THE TASK
Reproduce each line exactly, including spacing and punctuation.

====

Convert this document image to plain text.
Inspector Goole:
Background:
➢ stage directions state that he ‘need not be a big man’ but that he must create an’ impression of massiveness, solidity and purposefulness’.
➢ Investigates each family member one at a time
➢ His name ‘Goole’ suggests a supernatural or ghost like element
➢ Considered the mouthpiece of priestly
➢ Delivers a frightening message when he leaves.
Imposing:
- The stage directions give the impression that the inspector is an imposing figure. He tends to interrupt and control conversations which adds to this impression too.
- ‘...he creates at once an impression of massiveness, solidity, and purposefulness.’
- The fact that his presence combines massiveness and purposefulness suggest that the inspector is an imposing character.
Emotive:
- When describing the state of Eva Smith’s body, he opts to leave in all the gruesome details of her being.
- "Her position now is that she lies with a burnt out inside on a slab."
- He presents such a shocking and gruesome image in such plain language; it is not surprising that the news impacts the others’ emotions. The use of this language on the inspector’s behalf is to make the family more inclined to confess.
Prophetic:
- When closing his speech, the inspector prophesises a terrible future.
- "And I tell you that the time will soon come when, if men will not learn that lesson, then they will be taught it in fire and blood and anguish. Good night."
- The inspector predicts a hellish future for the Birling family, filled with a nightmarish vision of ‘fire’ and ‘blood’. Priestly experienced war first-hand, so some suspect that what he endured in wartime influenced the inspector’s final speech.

====

THE RESULT
Convert this document image to plain text.
Inspector Goole:
Background:
➢ stage directions state that he ‘need not be a big man’ but that he must create an’ impression of massiveness, solidity and purposefulness’.
➢ Investigates each family member one at a time
➢ His name ‘Goole’ suggests a supernatural or ghost like element
➢ Considered the mouthpiece of priestly
➢ Delivers a frightening message when he leaves.
Imposing:
- The stage directions give the impression that the inspector is an imposing figure. He tends to interrupt and control conversations which adds to this impression too.
- ‘...he creates at once an impression of massiveness, solidity, and purposefulness.’
- The fact that his presence combines massiveness and purposefulness suggest that the inspector is an imposing character.
Emotive:
- When describing the state of Eva Smith’s body, he opts to leave in all the gruesome details of her being.
- "Her position now is that she lies with a burnt out inside on a slab."
- He presents such a shocking and gruesome image in such plain language; it is not surprising that the news impacts the others’ emotions. The use of this language on the inspector’s behalf is to make the family more inclined to confess.
Prophetic:
- When closing his speech, the inspector prophesises a terrible future.
- "And I tell you that the time will soon come when, if men will not learn that lesson, then they will be taught it in fire and blood and anguish. Good night."
- The inspector predicts a hellish future for the Birling family, filled with a nightmarish vision of ‘fire’ and ‘blood’. Priestly experienced war first-hand, so some suspect that what he endured in wartime influenced the inspector’s final speech.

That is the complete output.